- _Task description_
Scan the data. Collect each line that contains the word "JSON".

- _Entries_

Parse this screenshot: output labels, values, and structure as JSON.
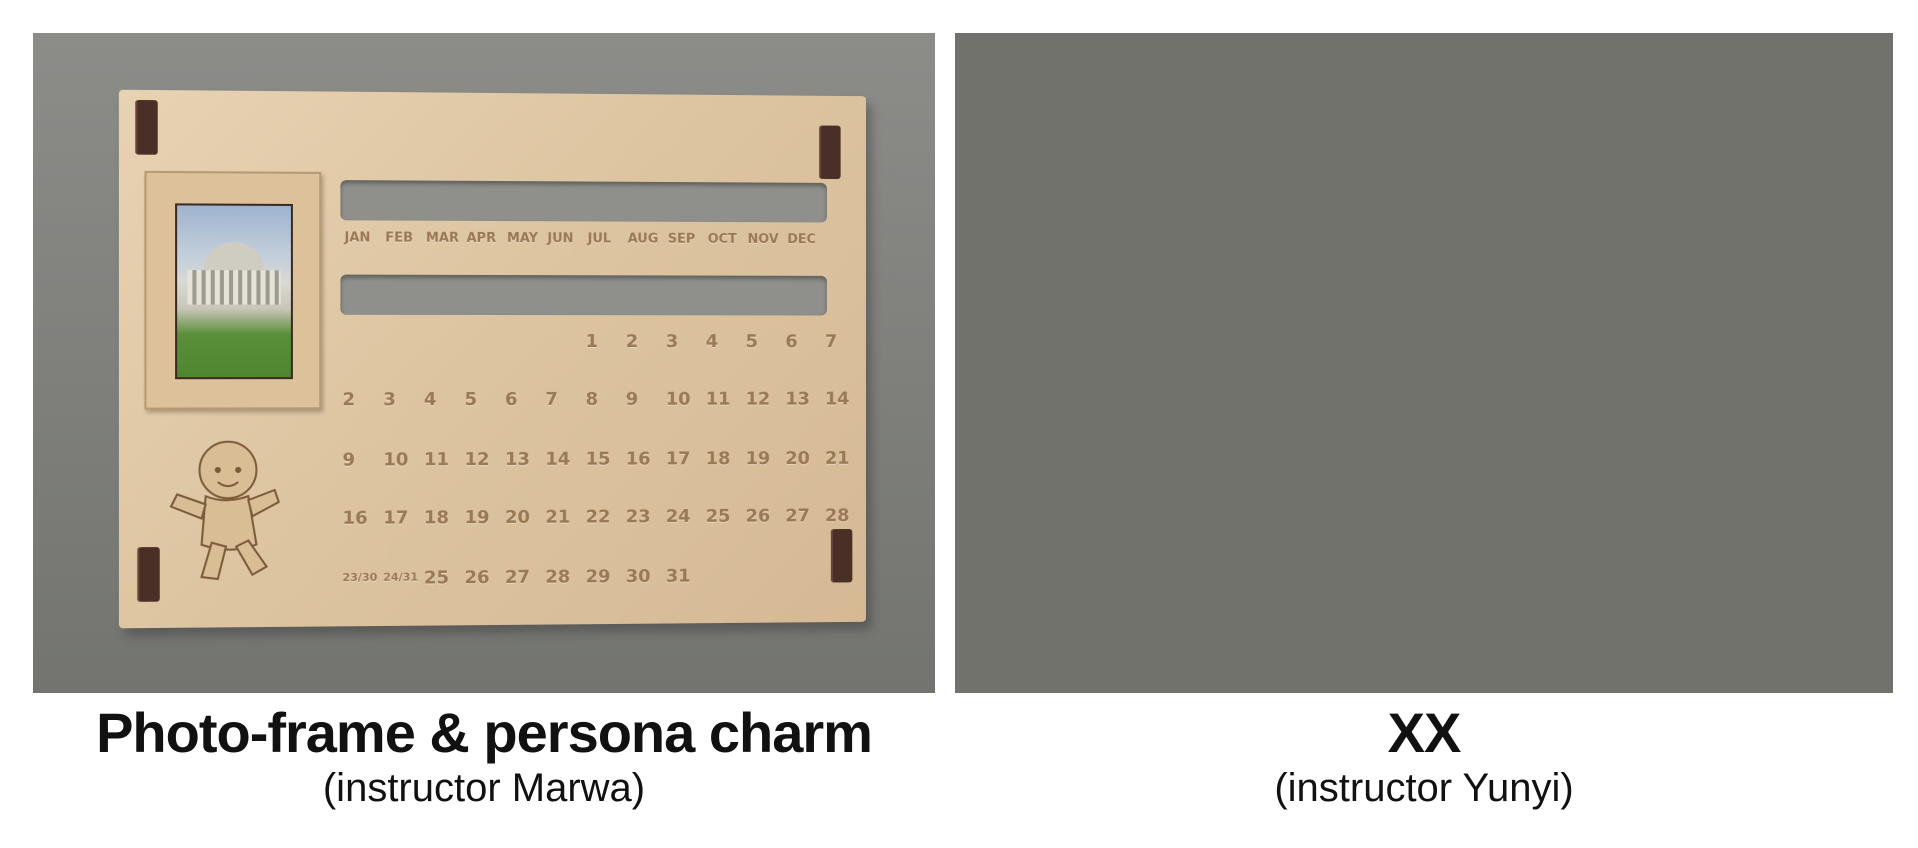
{
  "left_panel": {
    "caption_title": "Photo-frame & persona charm",
    "caption_subtitle": "(instructor Marwa)",
    "calendar": {
      "months": [
        "JAN",
        "FEB",
        "MAR",
        "APR",
        "MAY",
        "JUN",
        "JUL",
        "AUG",
        "SEP",
        "OCT",
        "NOV",
        "DEC"
      ],
      "day_rows": [
        [
          "1",
          "2",
          "3",
          "4",
          "5",
          "6",
          "7"
        ],
        [
          "2",
          "3",
          "4",
          "5",
          "6",
          "7",
          "8",
          "9",
          "10",
          "11",
          "12",
          "13",
          "14"
        ],
        [
          "9",
          "10",
          "11",
          "12",
          "13",
          "14",
          "15",
          "16",
          "17",
          "18",
          "19",
          "20",
          "21"
        ],
        [
          "16",
          "17",
          "18",
          "19",
          "20",
          "21",
          "22",
          "23",
          "24",
          "25",
          "26",
          "27",
          "28"
        ],
        [
          "25",
          "26",
          "27",
          "28",
          "29",
          "30",
          "31"
        ]
      ],
      "fractions": [
        "23/30",
        "24/31"
      ]
    }
  },
  "right_panel": {
    "caption_title": "XX",
    "caption_subtitle": "(instructor Yunyi)",
    "background_color": "#71726b"
  }
}
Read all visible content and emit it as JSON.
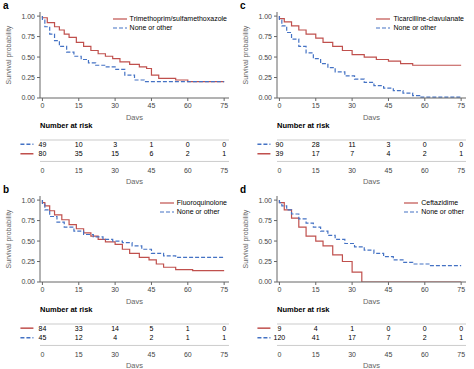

- _Solved exercise_
Parse this screenshot: output labels, values, and structure as JSON.
Read all visible content and emit it as JSON.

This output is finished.